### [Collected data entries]

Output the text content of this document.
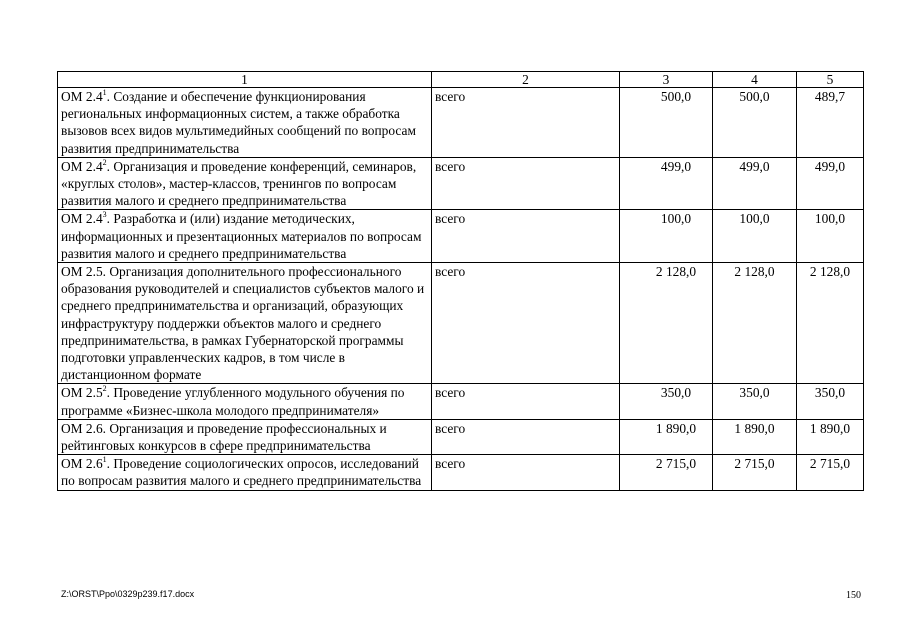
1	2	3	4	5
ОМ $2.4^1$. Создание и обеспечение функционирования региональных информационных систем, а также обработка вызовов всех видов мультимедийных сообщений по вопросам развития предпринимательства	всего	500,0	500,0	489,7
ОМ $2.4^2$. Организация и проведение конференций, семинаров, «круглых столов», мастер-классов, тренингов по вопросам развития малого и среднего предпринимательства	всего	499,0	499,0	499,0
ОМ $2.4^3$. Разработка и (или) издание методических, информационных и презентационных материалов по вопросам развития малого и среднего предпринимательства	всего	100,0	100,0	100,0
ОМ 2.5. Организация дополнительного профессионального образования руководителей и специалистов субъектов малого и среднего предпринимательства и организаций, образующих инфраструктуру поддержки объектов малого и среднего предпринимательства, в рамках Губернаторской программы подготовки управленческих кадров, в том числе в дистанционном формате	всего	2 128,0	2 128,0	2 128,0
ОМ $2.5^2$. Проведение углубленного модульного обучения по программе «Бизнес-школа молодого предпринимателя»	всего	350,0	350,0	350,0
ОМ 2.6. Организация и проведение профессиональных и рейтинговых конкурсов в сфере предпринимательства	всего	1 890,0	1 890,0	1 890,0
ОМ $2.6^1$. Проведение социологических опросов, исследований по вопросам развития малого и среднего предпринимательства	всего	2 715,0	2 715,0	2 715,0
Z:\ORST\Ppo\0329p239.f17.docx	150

---

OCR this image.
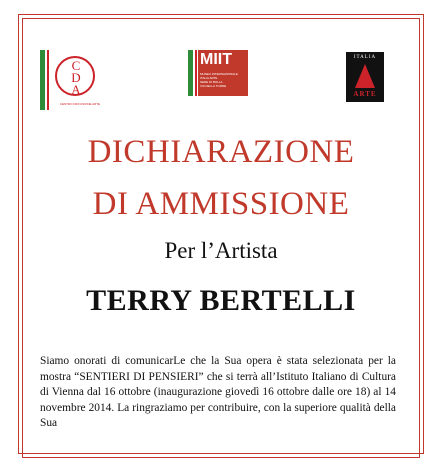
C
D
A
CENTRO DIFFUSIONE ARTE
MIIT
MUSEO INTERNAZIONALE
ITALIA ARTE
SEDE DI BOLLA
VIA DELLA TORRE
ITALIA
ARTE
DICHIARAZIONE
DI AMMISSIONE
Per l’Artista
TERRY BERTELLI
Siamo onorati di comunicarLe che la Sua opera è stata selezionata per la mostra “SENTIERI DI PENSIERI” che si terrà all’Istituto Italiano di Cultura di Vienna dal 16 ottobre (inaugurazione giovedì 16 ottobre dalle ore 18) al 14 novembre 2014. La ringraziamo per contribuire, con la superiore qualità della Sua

---

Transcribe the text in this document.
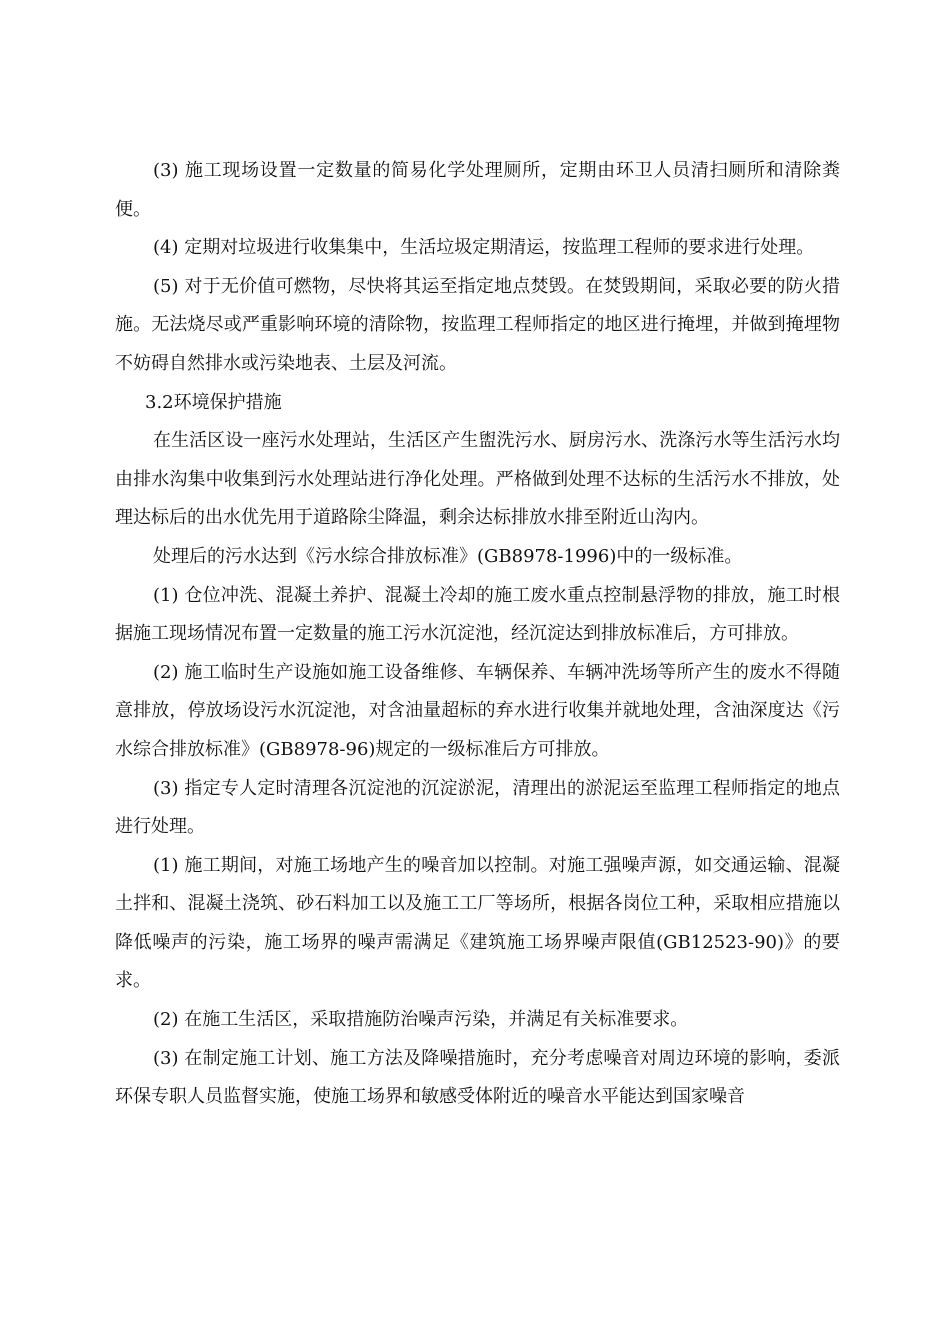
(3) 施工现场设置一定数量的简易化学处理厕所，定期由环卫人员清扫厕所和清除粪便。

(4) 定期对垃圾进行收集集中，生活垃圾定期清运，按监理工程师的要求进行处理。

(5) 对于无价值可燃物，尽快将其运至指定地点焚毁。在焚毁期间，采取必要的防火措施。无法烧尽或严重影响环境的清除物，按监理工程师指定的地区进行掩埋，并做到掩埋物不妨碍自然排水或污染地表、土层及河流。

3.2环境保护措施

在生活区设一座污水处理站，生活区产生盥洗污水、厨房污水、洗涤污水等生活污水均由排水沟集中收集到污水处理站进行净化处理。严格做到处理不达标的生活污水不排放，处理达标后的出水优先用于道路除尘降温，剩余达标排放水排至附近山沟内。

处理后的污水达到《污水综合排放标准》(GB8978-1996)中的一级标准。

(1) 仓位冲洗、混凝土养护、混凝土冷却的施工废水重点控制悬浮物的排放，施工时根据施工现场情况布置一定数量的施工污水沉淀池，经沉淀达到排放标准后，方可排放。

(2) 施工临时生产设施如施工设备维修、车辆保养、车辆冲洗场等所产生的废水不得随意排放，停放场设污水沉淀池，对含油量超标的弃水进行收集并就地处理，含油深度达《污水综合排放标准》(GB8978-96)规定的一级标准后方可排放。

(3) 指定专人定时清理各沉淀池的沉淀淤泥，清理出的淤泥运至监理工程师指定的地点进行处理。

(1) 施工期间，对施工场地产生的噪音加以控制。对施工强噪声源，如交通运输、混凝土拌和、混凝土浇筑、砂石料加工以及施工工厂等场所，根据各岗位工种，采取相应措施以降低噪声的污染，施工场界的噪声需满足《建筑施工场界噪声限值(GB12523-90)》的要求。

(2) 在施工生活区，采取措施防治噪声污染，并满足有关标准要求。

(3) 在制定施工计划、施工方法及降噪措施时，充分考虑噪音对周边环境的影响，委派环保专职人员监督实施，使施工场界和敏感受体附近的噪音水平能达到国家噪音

### [Given task]
Copy down every line of the material above that includes the string "this".

### [Answer to the exercise]
Output the text content of this document.
OCR this image.
Transcribe the text in this document.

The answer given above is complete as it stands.